*Solicitud escrita 1:* Reescribe las filas desde la línea con "thread-line: [49, 796, 51, 904]" hasta la línea con "repost-button[interactable]: [180, 565, 212, 593]", sustituyendo "divider" por "separator" y dejando todo lo demás igual.

*Pasaje proporcionado:*
-*-

En los medios informativos resalta igualmente la proliferación de informaciones sobre diversos foros económicos, tanto dentro como fuera de Rusia, en los que el gobierno de Vladimir Putin se esfuerza por acelerar proyectos de infraestructuras y de inversiones para el desarrollo económico hacia las regiones interiores del país. Intentar equiparar el nivel de desarrollo entre centro y periferia, entre la Rusia urbana y la Rusia interior, será muy probablemente uno de los grandes proyecto de futuro.

Mientras en Occidente fue la noticia estelar, con tintes no menos propagandísticos muy probablemente enfocados en la proximidad de la elección presidencial rusa, la muerte el pasado 16 de febrero del disidente Alexéi Navalny en una prisión de máxima seguridad apenas perturbó el clima informativo ruso, pasando prácticamente desapercibido. Por el contrario, la entrevista a Putin realizada por el periodista estadounidense Tucker Carlson y sus reportajes diarios durante su estancia en Moscú se convirtieron en un constante reclamo mediático para los medios informativos estatales.

-*-

*Filas mostradas:*
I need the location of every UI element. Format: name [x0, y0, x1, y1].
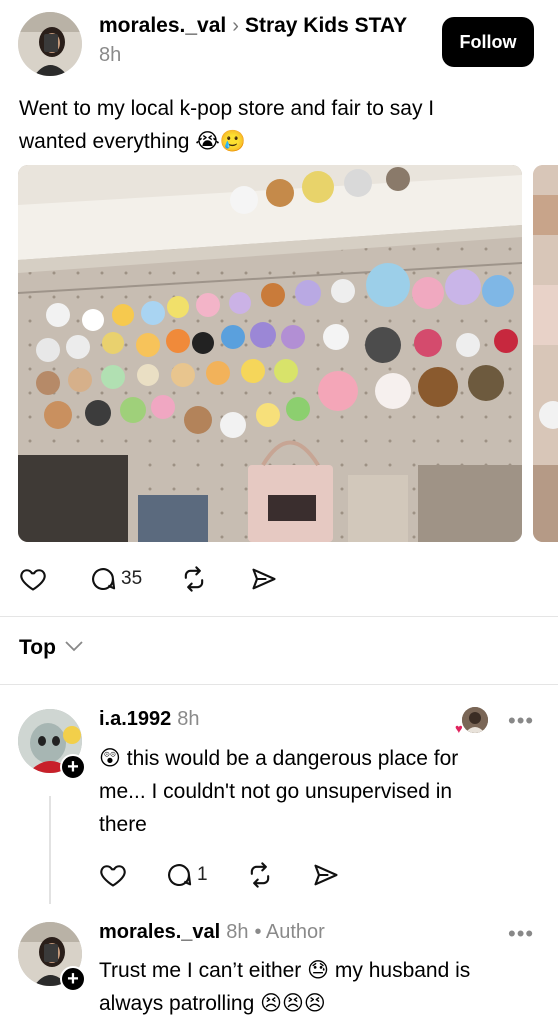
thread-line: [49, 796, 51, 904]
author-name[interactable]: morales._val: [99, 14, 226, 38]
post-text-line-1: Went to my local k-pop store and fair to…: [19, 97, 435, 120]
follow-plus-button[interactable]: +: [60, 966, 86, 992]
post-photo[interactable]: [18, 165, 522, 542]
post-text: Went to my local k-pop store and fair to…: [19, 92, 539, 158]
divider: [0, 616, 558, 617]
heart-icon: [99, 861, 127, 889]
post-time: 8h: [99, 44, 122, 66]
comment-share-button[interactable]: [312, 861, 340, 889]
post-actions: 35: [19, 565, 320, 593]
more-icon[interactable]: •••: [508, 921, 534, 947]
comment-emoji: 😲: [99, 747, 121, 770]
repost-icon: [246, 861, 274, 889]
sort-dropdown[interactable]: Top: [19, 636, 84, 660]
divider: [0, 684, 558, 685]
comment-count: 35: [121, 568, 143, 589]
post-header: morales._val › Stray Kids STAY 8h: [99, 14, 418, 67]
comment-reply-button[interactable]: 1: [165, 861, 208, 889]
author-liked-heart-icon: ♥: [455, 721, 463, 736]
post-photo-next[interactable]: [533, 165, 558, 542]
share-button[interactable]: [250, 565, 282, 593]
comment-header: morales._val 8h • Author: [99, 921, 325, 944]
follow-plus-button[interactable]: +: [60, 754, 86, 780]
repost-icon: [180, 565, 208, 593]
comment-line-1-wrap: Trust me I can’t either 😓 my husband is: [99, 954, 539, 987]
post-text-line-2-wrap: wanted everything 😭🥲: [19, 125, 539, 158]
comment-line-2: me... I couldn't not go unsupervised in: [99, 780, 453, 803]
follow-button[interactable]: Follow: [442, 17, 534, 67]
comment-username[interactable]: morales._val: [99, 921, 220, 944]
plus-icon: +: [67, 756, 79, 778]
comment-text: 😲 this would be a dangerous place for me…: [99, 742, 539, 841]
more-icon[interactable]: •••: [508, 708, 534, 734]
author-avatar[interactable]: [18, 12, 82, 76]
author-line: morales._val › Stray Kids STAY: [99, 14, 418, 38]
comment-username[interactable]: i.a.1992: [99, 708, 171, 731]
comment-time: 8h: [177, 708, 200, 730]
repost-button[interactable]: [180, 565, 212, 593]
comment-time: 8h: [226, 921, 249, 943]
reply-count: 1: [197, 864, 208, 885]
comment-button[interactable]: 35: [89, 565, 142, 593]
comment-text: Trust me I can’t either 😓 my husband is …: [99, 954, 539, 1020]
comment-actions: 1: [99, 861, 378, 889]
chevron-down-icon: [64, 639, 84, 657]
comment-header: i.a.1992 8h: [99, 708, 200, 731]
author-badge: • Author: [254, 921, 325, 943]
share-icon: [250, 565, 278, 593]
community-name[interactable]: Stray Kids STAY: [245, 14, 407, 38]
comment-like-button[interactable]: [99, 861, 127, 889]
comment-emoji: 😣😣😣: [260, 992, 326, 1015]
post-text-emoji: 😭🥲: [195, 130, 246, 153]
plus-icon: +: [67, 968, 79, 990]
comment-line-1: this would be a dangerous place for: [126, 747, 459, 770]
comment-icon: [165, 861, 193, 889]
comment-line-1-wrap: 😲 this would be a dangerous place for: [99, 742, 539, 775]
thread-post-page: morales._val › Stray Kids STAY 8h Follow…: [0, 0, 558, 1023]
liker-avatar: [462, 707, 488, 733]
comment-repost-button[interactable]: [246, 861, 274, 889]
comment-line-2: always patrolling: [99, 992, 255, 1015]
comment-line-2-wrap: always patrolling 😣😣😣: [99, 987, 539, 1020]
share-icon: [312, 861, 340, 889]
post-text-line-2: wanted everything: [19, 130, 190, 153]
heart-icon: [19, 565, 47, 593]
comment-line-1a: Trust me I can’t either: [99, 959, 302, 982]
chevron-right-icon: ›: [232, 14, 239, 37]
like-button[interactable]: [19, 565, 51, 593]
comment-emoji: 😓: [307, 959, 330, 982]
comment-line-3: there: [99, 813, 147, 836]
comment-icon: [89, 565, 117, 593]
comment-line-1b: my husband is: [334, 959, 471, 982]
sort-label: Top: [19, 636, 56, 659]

-*-

*Solicitud escrita 2:* Traduce al inglés esta oración del pasaje sobre los medios informativos rusos: "Por el contrario, la entrevista a Putin realizada por el periodista estadounidense Tucker Carlson y sus reportajes diarios durante su estancia en Moscú se convirtieron en un constante reclamo mediático para los medios informativos estatales."

*Respuesta esperada 1:*
thread-line: [49, 796, 51, 904]
author-name[interactable]: morales._val: [99, 14, 226, 38]
post-text-line-1: Went to my local k-pop store and fair to…: [19, 97, 435, 120]
follow-plus-button[interactable]: +: [60, 966, 86, 992]
post-photo[interactable]: [18, 165, 522, 542]
post-text: Went to my local k-pop store and fair to…: [19, 92, 539, 158]
separator: [0, 616, 558, 617]
heart-icon: [99, 861, 127, 889]
post-time: 8h: [99, 44, 122, 66]
comment-share-button[interactable]: [312, 861, 340, 889]
post-actions: 35: [19, 565, 320, 593]
more-icon[interactable]: •••: [508, 921, 534, 947]
comment-emoji: 😲: [99, 747, 121, 770]
repost-icon: [246, 861, 274, 889]
sort-dropdown[interactable]: Top: [19, 636, 84, 660]
separator: [0, 684, 558, 685]
comment-count: 35: [121, 568, 143, 589]
post-header: morales._val › Stray Kids STAY 8h: [99, 14, 418, 67]
comment-reply-button[interactable]: 1: [165, 861, 208, 889]
author-liked-heart-icon: ♥: [455, 721, 463, 736]
post-photo-next[interactable]: [533, 165, 558, 542]
share-button[interactable]: [250, 565, 282, 593]
comment-header: morales._val 8h • Author: [99, 921, 325, 944]
follow-plus-button[interactable]: +: [60, 754, 86, 780]
repost-icon: [180, 565, 208, 593]
comment-line-1-wrap: Trust me I can’t either 😓 my husband is: [99, 954, 539, 987]
post-text-line-2-wrap: wanted everything 😭🥲: [19, 125, 539, 158]
comment-line-2: me... I couldn't not go unsupervised in: [99, 780, 453, 803]
follow-button[interactable]: Follow: [442, 17, 534, 67]
comment-username[interactable]: morales._val: [99, 921, 220, 944]
plus-icon: +: [67, 756, 79, 778]
comment-text: 😲 this would be a dangerous place for me…: [99, 742, 539, 841]
more-icon[interactable]: •••: [508, 708, 534, 734]
author-avatar[interactable]: [18, 12, 82, 76]
author-line: morales._val › Stray Kids STAY: [99, 14, 418, 38]
comment-username[interactable]: i.a.1992: [99, 708, 171, 731]
comment-time: 8h: [177, 708, 200, 730]
repost-button[interactable]: [180, 565, 212, 593]

*Respuesta esperada 2:* By contrast, the interview with Putin conducted by the American journalist Tucker Carlson and his daily reports during his stay in Moscow became a constant media draw for the state news outlets.